Report every line in the listing below where the string "Иркутской" shows up.

### DATA PROVIDED ###

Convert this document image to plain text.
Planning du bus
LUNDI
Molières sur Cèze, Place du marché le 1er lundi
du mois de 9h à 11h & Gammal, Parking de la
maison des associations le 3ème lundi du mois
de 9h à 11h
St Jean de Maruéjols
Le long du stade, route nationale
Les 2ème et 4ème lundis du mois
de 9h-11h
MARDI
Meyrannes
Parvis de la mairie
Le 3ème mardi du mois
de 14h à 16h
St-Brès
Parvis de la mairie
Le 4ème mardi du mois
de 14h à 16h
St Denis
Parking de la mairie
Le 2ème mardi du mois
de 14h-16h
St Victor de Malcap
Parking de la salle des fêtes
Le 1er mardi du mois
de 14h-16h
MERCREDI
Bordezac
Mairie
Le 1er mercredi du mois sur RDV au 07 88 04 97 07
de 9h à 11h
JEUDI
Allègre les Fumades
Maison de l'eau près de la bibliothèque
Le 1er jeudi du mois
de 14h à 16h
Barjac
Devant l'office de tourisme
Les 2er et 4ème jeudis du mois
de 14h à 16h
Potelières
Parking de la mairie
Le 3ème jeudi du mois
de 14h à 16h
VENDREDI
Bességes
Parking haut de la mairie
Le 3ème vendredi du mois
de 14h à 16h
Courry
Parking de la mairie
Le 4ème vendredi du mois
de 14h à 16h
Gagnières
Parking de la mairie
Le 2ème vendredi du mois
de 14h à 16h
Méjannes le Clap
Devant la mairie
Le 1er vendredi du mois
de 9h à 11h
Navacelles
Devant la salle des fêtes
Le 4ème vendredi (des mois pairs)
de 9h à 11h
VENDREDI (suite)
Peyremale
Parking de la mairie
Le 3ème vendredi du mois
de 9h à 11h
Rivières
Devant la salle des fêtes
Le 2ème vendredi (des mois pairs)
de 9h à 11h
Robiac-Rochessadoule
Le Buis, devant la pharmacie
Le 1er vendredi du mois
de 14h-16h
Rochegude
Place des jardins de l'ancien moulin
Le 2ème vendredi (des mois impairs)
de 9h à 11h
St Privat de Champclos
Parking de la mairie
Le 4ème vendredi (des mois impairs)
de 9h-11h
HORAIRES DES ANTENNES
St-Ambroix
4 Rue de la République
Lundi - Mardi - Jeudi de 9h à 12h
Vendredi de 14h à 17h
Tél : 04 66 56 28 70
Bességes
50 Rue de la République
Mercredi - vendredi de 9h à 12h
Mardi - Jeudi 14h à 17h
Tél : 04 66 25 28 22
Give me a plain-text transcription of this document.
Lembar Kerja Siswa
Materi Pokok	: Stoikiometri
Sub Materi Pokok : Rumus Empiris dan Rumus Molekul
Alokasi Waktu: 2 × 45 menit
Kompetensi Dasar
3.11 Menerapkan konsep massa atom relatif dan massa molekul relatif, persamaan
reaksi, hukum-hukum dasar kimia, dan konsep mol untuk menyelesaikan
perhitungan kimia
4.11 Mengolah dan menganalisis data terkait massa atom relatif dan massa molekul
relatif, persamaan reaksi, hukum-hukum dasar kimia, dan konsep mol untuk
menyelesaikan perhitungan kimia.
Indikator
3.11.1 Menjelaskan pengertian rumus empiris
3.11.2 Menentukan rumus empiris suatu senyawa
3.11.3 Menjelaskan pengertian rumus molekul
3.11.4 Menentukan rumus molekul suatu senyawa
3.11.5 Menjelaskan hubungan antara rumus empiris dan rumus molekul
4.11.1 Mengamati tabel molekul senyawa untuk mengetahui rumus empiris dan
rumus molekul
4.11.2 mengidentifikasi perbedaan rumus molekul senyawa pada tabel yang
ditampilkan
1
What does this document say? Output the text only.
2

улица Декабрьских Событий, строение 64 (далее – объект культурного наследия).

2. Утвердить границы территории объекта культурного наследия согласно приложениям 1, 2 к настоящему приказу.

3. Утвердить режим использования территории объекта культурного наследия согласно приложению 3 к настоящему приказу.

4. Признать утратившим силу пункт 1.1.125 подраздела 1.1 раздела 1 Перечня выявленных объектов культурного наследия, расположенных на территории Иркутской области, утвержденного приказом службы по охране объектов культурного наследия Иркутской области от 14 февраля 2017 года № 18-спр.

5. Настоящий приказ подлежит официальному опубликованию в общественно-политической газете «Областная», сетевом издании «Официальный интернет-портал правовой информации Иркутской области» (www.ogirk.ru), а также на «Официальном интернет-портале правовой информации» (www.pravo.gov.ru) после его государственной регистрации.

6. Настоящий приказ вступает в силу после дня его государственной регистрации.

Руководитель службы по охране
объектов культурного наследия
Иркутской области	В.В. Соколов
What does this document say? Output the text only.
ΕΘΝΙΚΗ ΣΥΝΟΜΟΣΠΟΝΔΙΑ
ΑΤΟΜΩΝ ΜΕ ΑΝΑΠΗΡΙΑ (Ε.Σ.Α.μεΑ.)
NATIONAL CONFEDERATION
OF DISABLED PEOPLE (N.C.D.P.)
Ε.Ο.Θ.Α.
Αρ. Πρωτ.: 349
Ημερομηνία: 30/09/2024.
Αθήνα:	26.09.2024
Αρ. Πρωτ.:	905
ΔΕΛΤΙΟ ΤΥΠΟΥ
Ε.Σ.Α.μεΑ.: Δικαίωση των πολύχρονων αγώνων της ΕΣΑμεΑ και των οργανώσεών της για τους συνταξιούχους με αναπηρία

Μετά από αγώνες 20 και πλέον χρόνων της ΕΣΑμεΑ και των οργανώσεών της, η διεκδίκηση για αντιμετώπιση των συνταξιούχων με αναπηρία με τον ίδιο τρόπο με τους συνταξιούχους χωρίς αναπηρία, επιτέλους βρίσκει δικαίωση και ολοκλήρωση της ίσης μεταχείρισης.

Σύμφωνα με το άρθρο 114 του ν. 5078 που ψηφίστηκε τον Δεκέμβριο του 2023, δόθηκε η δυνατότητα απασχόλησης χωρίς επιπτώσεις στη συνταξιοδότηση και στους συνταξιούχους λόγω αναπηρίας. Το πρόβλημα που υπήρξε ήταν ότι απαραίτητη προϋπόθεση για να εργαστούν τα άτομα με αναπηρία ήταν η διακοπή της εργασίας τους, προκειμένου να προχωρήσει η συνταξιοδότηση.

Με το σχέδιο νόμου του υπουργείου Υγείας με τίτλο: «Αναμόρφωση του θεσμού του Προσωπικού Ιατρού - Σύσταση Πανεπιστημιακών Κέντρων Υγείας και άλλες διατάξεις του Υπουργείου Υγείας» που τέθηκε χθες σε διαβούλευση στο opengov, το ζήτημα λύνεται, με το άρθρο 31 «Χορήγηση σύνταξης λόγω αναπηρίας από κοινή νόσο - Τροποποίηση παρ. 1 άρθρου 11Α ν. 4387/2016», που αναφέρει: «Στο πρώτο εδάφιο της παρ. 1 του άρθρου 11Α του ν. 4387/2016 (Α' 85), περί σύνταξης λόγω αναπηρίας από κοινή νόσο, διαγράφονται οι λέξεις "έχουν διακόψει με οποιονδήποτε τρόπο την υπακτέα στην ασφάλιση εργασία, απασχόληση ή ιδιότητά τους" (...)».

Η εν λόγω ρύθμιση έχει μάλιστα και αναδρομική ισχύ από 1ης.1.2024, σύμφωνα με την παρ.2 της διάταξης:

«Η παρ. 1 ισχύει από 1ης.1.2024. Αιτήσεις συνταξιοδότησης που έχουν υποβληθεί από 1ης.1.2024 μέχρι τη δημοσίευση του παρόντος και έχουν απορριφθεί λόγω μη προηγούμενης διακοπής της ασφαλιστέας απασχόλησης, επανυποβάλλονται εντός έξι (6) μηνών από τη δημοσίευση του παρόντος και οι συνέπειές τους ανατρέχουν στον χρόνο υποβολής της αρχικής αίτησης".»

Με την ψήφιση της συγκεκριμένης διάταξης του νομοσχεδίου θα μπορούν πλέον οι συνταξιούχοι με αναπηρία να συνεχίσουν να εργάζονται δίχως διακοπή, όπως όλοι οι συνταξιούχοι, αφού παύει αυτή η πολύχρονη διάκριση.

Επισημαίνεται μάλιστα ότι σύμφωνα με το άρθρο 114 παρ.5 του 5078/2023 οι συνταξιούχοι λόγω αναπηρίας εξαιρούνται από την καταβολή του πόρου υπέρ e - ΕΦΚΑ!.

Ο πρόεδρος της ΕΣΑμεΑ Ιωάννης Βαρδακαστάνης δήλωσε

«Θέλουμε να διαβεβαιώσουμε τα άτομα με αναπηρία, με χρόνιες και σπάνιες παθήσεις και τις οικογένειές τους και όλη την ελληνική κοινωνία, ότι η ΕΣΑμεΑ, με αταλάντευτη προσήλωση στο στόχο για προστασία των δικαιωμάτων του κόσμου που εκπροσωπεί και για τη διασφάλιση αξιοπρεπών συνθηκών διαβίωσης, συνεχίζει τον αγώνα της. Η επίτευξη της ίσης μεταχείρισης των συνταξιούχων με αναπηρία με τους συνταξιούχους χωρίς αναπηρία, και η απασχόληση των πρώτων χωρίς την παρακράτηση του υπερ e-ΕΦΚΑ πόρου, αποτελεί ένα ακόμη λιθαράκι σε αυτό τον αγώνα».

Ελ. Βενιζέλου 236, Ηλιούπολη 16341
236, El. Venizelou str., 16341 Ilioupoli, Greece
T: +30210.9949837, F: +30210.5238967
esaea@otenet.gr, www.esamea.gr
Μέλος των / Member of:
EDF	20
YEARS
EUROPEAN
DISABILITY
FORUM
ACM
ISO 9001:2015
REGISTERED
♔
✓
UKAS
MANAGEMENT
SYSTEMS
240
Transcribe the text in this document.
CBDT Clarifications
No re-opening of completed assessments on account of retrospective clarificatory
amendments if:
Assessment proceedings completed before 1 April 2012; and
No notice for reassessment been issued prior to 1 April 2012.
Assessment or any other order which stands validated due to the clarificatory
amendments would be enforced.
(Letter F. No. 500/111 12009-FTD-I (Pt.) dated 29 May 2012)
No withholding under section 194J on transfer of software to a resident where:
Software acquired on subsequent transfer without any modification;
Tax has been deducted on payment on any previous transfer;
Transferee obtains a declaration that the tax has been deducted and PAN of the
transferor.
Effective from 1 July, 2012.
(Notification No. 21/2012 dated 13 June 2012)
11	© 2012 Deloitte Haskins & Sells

###

### SOLVED EXERCISE
4. Признать утратившим силу пункт 1.1.125 подраздела 1.1 раздела 1 Перечня выявленных объектов культурного наследия, расположенных на территории Иркутской области, утвержденного приказом службы по охране объектов культурного наследия Иркутской области от 14 февраля 2017 года № 18-спр.
5. Настоящий приказ подлежит официальному опубликованию в общественно-политической газете «Областная», сетевом издании «Официальный интернет-портал правовой информации Иркутской области» (www.ogirk.ru), а также на «Официальном интернет-портале правовой информации» (www.pravo.gov.ru) после его государственной регистрации.
Иркутской области	В.В. Соколов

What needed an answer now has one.